Dataset content:
= = =

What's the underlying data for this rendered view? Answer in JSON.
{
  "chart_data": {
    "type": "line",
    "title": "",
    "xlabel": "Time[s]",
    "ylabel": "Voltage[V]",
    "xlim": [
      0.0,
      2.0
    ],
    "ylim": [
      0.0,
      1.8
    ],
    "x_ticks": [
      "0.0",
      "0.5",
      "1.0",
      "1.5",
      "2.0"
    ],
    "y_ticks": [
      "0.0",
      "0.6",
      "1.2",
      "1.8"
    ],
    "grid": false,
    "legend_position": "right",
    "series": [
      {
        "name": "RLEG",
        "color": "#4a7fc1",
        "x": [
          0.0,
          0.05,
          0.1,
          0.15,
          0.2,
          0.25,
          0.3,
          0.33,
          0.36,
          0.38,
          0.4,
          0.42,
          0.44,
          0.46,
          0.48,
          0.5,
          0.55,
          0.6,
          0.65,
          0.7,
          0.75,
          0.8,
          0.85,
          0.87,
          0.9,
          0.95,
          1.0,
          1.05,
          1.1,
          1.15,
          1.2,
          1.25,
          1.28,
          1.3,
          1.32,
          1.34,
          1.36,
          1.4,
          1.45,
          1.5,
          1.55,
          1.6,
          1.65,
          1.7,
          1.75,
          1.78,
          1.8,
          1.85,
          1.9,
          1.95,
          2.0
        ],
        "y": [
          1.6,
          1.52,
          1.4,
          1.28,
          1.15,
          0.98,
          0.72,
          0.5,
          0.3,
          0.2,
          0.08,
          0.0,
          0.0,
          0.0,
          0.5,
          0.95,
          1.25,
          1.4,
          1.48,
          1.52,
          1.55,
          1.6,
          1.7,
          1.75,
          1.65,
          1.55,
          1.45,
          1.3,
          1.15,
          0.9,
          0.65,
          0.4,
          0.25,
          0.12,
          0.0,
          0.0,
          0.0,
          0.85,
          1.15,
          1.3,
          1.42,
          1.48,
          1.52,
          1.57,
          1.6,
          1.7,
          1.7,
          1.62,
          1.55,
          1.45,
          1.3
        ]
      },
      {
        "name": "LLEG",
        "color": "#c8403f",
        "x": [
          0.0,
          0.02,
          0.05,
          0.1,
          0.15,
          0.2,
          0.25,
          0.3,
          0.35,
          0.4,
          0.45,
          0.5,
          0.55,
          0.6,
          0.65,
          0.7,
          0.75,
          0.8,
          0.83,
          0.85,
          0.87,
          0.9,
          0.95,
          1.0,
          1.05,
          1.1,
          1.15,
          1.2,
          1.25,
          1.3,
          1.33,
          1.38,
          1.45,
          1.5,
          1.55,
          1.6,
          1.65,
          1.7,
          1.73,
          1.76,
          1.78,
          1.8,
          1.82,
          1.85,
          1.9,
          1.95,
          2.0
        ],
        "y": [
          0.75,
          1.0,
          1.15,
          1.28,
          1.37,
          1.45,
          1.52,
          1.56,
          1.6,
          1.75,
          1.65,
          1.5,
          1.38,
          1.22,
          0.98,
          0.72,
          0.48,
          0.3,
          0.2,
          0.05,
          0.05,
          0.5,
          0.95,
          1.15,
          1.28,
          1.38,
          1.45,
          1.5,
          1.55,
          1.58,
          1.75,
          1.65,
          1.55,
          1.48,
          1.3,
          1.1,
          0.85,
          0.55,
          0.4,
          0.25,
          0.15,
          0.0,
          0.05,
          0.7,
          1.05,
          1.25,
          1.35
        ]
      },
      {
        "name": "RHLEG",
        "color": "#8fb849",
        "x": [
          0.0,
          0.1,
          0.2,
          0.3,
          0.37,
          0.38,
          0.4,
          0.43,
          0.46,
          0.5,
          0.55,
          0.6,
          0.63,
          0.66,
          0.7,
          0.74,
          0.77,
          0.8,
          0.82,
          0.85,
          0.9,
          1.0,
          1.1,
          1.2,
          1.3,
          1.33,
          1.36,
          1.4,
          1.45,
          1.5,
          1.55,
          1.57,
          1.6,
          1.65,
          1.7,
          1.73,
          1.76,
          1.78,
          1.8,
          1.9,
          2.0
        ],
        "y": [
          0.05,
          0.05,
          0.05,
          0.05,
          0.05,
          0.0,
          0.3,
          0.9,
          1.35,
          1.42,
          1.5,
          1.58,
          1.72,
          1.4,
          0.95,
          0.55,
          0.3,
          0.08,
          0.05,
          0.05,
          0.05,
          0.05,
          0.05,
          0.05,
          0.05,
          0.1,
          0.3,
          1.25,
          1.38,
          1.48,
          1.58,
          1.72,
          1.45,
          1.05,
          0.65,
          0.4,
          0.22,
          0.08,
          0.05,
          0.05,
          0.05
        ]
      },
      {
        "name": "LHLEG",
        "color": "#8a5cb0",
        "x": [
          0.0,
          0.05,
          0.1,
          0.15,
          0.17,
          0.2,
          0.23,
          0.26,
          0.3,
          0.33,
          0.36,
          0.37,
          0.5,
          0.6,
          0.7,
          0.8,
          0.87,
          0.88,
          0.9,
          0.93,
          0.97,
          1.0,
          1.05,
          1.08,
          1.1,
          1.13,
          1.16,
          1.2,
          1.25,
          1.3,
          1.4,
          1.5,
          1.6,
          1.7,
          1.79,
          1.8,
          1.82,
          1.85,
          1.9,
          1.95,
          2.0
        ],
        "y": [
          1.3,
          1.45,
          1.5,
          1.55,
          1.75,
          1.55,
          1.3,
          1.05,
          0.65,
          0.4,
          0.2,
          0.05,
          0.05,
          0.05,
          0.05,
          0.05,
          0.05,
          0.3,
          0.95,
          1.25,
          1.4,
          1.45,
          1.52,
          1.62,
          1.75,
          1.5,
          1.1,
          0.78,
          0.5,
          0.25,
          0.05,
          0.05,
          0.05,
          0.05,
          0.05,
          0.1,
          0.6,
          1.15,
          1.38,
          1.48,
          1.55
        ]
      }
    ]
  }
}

= = =

What is needed: Using the listing, say how many lines include the word "color", and add nothing else.

Solution for this exercise: 4